- The exercise -
Tally all lines containing the word "intermediate". Give the number alone.

-------- Material provided --------

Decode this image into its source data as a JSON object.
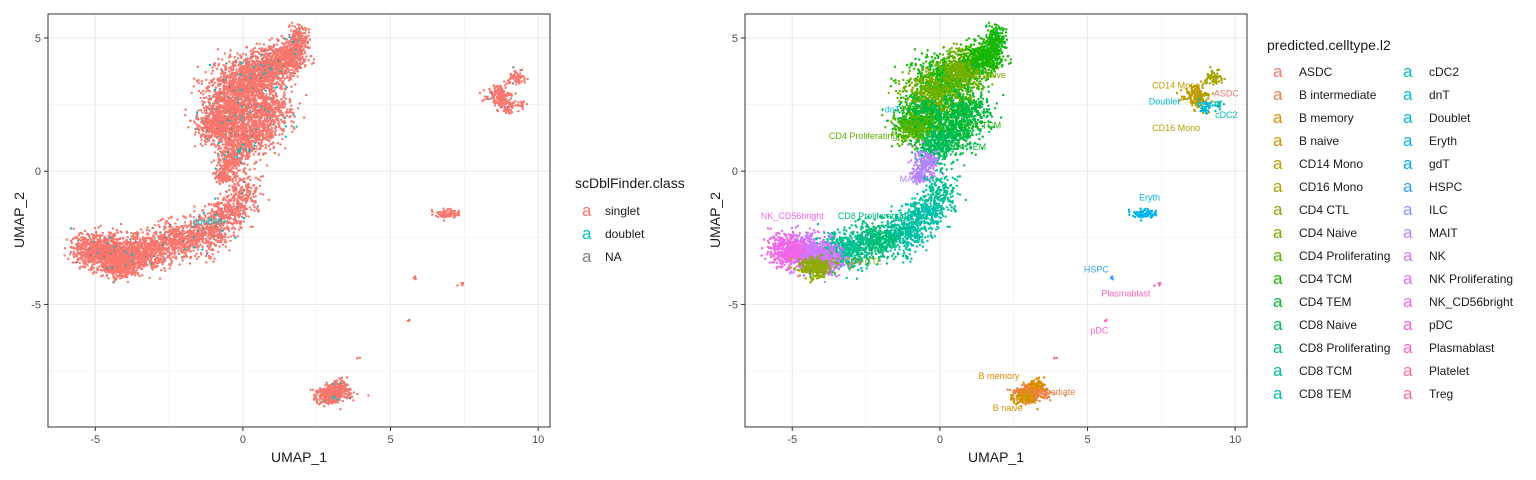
{
  "chart_data": [
    {
      "type": "scatter",
      "xlabel": "UMAP_1",
      "ylabel": "UMAP_2",
      "xlim": [
        -6.6,
        10.4
      ],
      "ylim": [
        -9.6,
        5.9
      ],
      "x_ticks": [
        -5,
        0,
        5,
        10
      ],
      "y_ticks": [
        5,
        0,
        -5
      ],
      "grid": true,
      "legend_title": "scDblFinder.class",
      "legend_position": "right",
      "series": [
        {
          "name": "singlet",
          "color": "#F8766D"
        },
        {
          "name": "doublet",
          "color": "#00BFC4"
        },
        {
          "name": "NA",
          "color": "#7F7F7F"
        }
      ],
      "annotations": [
        {
          "text": "doublet",
          "x": -1.2,
          "y": -2.0,
          "color": "#00BFC4"
        }
      ]
    },
    {
      "type": "scatter",
      "xlabel": "UMAP_1",
      "ylabel": "UMAP_2",
      "xlim": [
        -6.6,
        10.4
      ],
      "ylim": [
        -9.6,
        5.9
      ],
      "x_ticks": [
        -5,
        0,
        5,
        10
      ],
      "y_ticks": [
        5,
        0,
        -5
      ],
      "grid": true,
      "legend_title": "predicted.celltype.l2",
      "legend_position": "right",
      "series": [
        {
          "name": "ASDC",
          "color": "#F8766D"
        },
        {
          "name": "B intermediate",
          "color": "#EF7F49"
        },
        {
          "name": "B memory",
          "color": "#E38900"
        },
        {
          "name": "B naive",
          "color": "#D39200"
        },
        {
          "name": "CD14 Mono",
          "color": "#C09B00"
        },
        {
          "name": "CD16 Mono",
          "color": "#AAA200"
        },
        {
          "name": "CD4 CTL",
          "color": "#93AA00"
        },
        {
          "name": "CD4 Naive",
          "color": "#7AAF00"
        },
        {
          "name": "CD4 Proliferating",
          "color": "#5BB300"
        },
        {
          "name": "CD4 TCM",
          "color": "#1AB700"
        },
        {
          "name": "CD4 TEM",
          "color": "#00BA38"
        },
        {
          "name": "CD8 Naive",
          "color": "#00BC59"
        },
        {
          "name": "CD8 Proliferating",
          "color": "#00BE76"
        },
        {
          "name": "CD8 TCM",
          "color": "#00C08D"
        },
        {
          "name": "CD8 TEM",
          "color": "#00C1A3"
        },
        {
          "name": "cDC2",
          "color": "#00C0B8"
        },
        {
          "name": "dnT",
          "color": "#00BECB"
        },
        {
          "name": "Doublet",
          "color": "#00BADB"
        },
        {
          "name": "Eryth",
          "color": "#00B4EA"
        },
        {
          "name": "gdT",
          "color": "#00ACF7"
        },
        {
          "name": "HSPC",
          "color": "#35A2FF"
        },
        {
          "name": "ILC",
          "color": "#8B93FF"
        },
        {
          "name": "MAIT",
          "color": "#B385FF"
        },
        {
          "name": "NK",
          "color": "#CF78FF"
        },
        {
          "name": "NK Proliferating",
          "color": "#E36EF6"
        },
        {
          "name": "NK_CD56bright",
          "color": "#F166E8"
        },
        {
          "name": "pDC",
          "color": "#FC61D5"
        },
        {
          "name": "Plasmablast",
          "color": "#FF62BF"
        },
        {
          "name": "Platelet",
          "color": "#FF67A4"
        },
        {
          "name": "Treg",
          "color": "#FF6C91"
        }
      ],
      "annotations": [
        {
          "text": "CD14 Mono",
          "x": 8.0,
          "y": 3.1,
          "color": "#C09B00"
        },
        {
          "text": "ASDC",
          "x": 9.7,
          "y": 2.8,
          "color": "#F8766D"
        },
        {
          "text": "Doublet",
          "x": 7.6,
          "y": 2.5,
          "color": "#00BADB"
        },
        {
          "text": "cDC2",
          "x": 9.7,
          "y": 2.0,
          "color": "#00C0B8"
        },
        {
          "text": "CD16 Mono",
          "x": 8.0,
          "y": 1.5,
          "color": "#AAA200"
        },
        {
          "text": "CD4 Naive",
          "x": 1.5,
          "y": 3.5,
          "color": "#7AAF00"
        },
        {
          "text": "dnT",
          "x": -1.6,
          "y": 2.2,
          "color": "#00BECB"
        },
        {
          "text": "CD4 Proliferating",
          "x": -2.6,
          "y": 1.2,
          "color": "#5BB300"
        },
        {
          "text": "CD4 TCM",
          "x": 1.4,
          "y": 1.6,
          "color": "#1AB700"
        },
        {
          "text": "CD4 TEM",
          "x": 0.9,
          "y": 0.8,
          "color": "#00BA38"
        },
        {
          "text": "MAIT",
          "x": -1.0,
          "y": -0.4,
          "color": "#B385FF"
        },
        {
          "text": "Eryth",
          "x": 7.1,
          "y": -1.1,
          "color": "#00B4EA"
        },
        {
          "text": "NK_CD56bright",
          "x": -5.0,
          "y": -1.8,
          "color": "#F166E8"
        },
        {
          "text": "CD8 Proliferating",
          "x": -2.3,
          "y": -1.8,
          "color": "#00BE76"
        },
        {
          "text": "CD4 CTL",
          "x": -2.6,
          "y": -3.5,
          "color": "#93AA00"
        },
        {
          "text": "HSPC",
          "x": 5.3,
          "y": -3.8,
          "color": "#35A2FF"
        },
        {
          "text": "Plasmablast",
          "x": 6.3,
          "y": -4.7,
          "color": "#FF62BF"
        },
        {
          "text": "pDC",
          "x": 5.4,
          "y": -6.1,
          "color": "#FC61D5"
        },
        {
          "text": "B memory",
          "x": 2.0,
          "y": -7.8,
          "color": "#E38900"
        },
        {
          "text": "B intermediate",
          "x": 3.6,
          "y": -8.4,
          "color": "#EF7F49"
        },
        {
          "text": "B naive",
          "x": 2.3,
          "y": -9.0,
          "color": "#D39200"
        }
      ]
    }
  ]
}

--------

- Solution -
2